Nothing may be dropped or altered: reproduce all the data.
------------------------------------------------
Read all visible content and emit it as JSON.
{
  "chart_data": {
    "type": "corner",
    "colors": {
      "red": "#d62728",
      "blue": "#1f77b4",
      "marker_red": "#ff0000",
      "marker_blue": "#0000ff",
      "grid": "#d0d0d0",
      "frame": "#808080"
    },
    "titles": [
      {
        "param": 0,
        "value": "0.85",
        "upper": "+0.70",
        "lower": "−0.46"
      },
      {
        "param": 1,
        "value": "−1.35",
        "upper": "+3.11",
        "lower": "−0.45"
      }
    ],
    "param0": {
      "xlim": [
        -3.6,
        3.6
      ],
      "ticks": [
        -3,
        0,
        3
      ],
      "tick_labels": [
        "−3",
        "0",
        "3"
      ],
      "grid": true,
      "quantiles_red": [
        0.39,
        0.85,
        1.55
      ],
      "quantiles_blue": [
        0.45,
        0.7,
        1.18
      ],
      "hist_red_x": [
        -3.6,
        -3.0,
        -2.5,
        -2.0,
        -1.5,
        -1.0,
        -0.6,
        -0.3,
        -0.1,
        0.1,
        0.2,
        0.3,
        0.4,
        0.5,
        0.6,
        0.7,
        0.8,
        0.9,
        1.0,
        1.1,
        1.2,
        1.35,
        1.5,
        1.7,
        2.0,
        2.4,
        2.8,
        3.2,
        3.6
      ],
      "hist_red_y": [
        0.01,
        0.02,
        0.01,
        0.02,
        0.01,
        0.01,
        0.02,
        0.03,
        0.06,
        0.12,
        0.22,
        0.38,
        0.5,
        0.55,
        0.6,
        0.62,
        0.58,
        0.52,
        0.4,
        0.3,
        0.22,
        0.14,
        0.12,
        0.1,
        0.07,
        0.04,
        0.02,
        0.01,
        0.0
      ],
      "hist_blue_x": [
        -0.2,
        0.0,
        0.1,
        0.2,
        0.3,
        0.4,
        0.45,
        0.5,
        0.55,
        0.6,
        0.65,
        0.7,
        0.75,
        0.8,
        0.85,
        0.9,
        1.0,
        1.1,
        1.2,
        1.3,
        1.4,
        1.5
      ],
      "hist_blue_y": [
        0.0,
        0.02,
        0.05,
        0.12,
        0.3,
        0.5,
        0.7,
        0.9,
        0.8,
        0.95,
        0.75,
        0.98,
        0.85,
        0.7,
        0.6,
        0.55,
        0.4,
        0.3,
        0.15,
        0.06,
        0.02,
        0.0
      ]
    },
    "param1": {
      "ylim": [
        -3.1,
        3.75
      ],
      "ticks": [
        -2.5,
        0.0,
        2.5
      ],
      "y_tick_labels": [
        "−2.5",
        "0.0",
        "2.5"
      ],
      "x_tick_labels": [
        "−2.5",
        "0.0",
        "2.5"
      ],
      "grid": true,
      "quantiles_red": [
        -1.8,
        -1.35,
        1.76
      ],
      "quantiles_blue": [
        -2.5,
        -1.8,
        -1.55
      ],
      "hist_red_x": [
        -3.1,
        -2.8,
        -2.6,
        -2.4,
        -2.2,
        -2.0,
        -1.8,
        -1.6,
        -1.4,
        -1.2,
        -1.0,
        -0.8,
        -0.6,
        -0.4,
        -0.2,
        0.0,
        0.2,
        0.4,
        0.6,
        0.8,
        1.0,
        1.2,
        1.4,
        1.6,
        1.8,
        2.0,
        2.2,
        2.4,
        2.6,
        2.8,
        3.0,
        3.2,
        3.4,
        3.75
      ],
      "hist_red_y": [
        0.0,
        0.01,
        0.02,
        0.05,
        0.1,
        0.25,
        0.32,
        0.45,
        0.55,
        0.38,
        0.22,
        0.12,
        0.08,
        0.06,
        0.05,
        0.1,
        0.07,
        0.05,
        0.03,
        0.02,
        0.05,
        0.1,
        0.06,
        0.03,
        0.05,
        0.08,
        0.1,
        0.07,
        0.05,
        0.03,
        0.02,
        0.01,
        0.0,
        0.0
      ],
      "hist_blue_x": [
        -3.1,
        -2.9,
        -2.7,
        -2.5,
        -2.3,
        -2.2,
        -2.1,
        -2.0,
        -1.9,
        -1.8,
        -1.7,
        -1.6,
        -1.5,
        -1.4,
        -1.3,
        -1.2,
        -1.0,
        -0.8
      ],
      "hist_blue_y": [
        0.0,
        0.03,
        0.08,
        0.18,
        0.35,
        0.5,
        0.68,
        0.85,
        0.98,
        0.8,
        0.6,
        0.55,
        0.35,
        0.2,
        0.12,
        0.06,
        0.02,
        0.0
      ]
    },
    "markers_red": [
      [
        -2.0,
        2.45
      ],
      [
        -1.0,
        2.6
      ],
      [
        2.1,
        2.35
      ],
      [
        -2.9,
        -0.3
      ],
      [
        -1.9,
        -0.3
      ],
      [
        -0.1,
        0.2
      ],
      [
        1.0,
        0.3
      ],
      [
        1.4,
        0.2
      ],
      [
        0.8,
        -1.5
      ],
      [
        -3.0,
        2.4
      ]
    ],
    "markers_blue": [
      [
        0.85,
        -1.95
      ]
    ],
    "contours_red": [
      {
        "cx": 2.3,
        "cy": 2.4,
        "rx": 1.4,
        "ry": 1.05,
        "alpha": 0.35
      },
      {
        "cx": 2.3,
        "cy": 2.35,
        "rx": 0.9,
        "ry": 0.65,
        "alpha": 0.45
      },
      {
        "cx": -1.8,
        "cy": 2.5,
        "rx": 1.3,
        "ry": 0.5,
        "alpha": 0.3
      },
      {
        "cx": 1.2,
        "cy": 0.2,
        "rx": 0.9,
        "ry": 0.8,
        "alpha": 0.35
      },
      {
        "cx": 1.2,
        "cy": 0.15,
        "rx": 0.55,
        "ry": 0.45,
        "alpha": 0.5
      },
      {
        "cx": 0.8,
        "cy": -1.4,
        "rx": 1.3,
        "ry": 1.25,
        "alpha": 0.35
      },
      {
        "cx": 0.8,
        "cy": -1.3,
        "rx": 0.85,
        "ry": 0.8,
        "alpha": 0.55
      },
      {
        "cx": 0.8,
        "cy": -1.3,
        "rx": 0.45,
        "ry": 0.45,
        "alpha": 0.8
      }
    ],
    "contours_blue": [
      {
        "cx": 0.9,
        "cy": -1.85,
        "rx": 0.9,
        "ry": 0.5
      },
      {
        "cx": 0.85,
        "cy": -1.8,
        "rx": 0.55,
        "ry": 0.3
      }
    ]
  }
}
------------------------------------------------
Exercise response >>
Read all visible content and emit it as JSON.
{
  "chart_data": {
    "type": "corner",
    "colors": {
      "red": "#d62728",
      "blue": "#1f77b4",
      "marker_red": "#ff0000",
      "marker_blue": "#0000ff",
      "grid": "#d0d0d0",
      "frame": "#808080"
    },
    "titles": [
      {
        "param": 0,
        "value": "0.85",
        "upper": "+0.70",
        "lower": "−0.46"
      },
      {
        "param": 1,
        "value": "−1.35",
        "upper": "+3.11",
        "lower": "−0.45"
      }
    ],
    "param0": {
      "xlim": [
        -3.6,
        3.6
      ],
      "ticks": [
        -3,
        0,
        3
      ],
      "tick_labels": [
        "−3",
        "0",
        "3"
      ],
      "grid": true,
      "quantiles_red": [
        0.39,
        0.85,
        1.55
      ],
      "quantiles_blue": [
        0.45,
        0.7,
        1.18
      ],
      "hist_red_x": [
        -3.6,
        -3.0,
        -2.5,
        -2.0,
        -1.5,
        -1.0,
        -0.6,
        -0.3,
        -0.1,
        0.1,
        0.2,
        0.3,
        0.4,
        0.5,
        0.6,
        0.7,
        0.8,
        0.9,
        1.0,
        1.1,
        1.2,
        1.35,
        1.5,
        1.7,
        2.0,
        2.4,
        2.8,
        3.2,
        3.6
      ],
      "hist_red_y": [
        0.01,
        0.02,
        0.01,
        0.02,
        0.01,
        0.01,
        0.02,
        0.03,
        0.06,
        0.12,
        0.22,
        0.38,
        0.5,
        0.55,
        0.6,
        0.62,
        0.58,
        0.52,
        0.4,
        0.3,
        0.22,
        0.14,
        0.12,
        0.1,
        0.07,
        0.04,
        0.02,
        0.01,
        0.0
      ],
      "hist_blue_x": [
        -0.2,
        0.0,
        0.1,
        0.2,
        0.3,
        0.4,
        0.45,
        0.5,
        0.55,
        0.6,
        0.65,
        0.7,
        0.75,
        0.8,
        0.85,
        0.9,
        1.0,
        1.1,
        1.2,
        1.3,
        1.4,
        1.5
      ],
      "hist_blue_y": [
        0.0,
        0.02,
        0.05,
        0.12,
        0.3,
        0.5,
        0.7,
        0.9,
        0.8,
        0.95,
        0.75,
        0.98,
        0.85,
        0.7,
        0.6,
        0.55,
        0.4,
        0.3,
        0.15,
        0.06,
        0.02,
        0.0
      ]
    },
    "param1": {
      "ylim": [
        -3.1,
        3.75
      ],
      "ticks": [
        -2.5,
        0.0,
        2.5
      ],
      "y_tick_labels": [
        "−2.5",
        "0.0",
        "2.5"
      ],
      "x_tick_labels": [
        "−2.5",
        "0.0",
        "2.5"
      ],
      "grid": true,
      "quantiles_red": [
        -1.8,
        -1.35,
        1.76
      ],
      "quantiles_blue": [
        -2.5,
        -1.8,
        -1.55
      ],
      "hist_red_x": [
        -3.1,
        -2.8,
        -2.6,
        -2.4,
        -2.2,
        -2.0,
        -1.8,
        -1.6,
        -1.4,
        -1.2,
        -1.0,
        -0.8,
        -0.6,
        -0.4,
        -0.2,
        0.0,
        0.2,
        0.4,
        0.6,
        0.8,
        1.0,
        1.2,
        1.4,
        1.6,
        1.8,
        2.0,
        2.2,
        2.4,
        2.6,
        2.8,
        3.0,
        3.2,
        3.4,
        3.75
      ],
      "hist_red_y": [
        0.0,
        0.01,
        0.02,
        0.05,
        0.1,
        0.25,
        0.32,
        0.45,
        0.55,
        0.38,
        0.22,
        0.12,
        0.08,
        0.06,
        0.05,
        0.1,
        0.07,
        0.05,
        0.03,
        0.02,
        0.05,
        0.1,
        0.06,
        0.03,
        0.05,
        0.08,
        0.1,
        0.07,
        0.05,
        0.03,
        0.02,
        0.01,
        0.0,
        0.0
      ],
      "hist_blue_x": [
        -3.1,
        -2.9,
        -2.7,
        -2.5,
        -2.3,
        -2.2,
        -2.1,
        -2.0,
        -1.9,
        -1.8,
        -1.7,
        -1.6,
        -1.5,
        -1.4,
        -1.3,
        -1.2,
        -1.0,
        -0.8
      ],
      "hist_blue_y": [
        0.0,
        0.03,
        0.08,
        0.18,
        0.35,
        0.5,
        0.68,
        0.85,
        0.98,
        0.8,
        0.6,
        0.55,
        0.35,
        0.2,
        0.12,
        0.06,
        0.02,
        0.0
      ]
    },
    "markers_red": [
      [
        -2.0,
        2.45
      ],
      [
        -1.0,
        2.6
      ],
      [
        2.1,
        2.35
      ],
      [
        -2.9,
        -0.3
      ],
      [
        -1.9,
        -0.3
      ],
      [
        -0.1,
        0.2
      ],
      [
        1.0,
        0.3
      ],
      [
        1.4,
        0.2
      ],
      [
        0.8,
        -1.5
      ],
      [
        -3.0,
        2.4
      ]
    ],
    "markers_blue": [
      [
        0.85,
        -1.95
      ]
    ],
    "contours_red": [
      {
        "cx": 2.3,
        "cy": 2.4,
        "rx": 1.4,
        "ry": 1.05,
        "alpha": 0.35
      },
      {
        "cx": 2.3,
        "cy": 2.35,
        "rx": 0.9,
        "ry": 0.65,
        "alpha": 0.45
      },
      {
        "cx": -1.8,
        "cy": 2.5,
        "rx": 1.3,
        "ry": 0.5,
        "alpha": 0.3
      },
      {
        "cx": 1.2,
        "cy": 0.2,
        "rx": 0.9,
        "ry": 0.8,
        "alpha": 0.35
      },
      {
        "cx": 1.2,
        "cy": 0.15,
        "rx": 0.55,
        "ry": 0.45,
        "alpha": 0.5
      },
      {
        "cx": 0.8,
        "cy": -1.4,
        "rx": 1.3,
        "ry": 1.25,
        "alpha": 0.35
      },
      {
        "cx": 0.8,
        "cy": -1.3,
        "rx": 0.85,
        "ry": 0.8,
        "alpha": 0.55
      },
      {
        "cx": 0.8,
        "cy": -1.3,
        "rx": 0.45,
        "ry": 0.45,
        "alpha": 0.8
      }
    ],
    "contours_blue": [
      {
        "cx": 0.9,
        "cy": -1.85,
        "rx": 0.9,
        "ry": 0.5
      },
      {
        "cx": 0.85,
        "cy": -1.8,
        "rx": 0.55,
        "ry": 0.3
      }
    ]
  }
}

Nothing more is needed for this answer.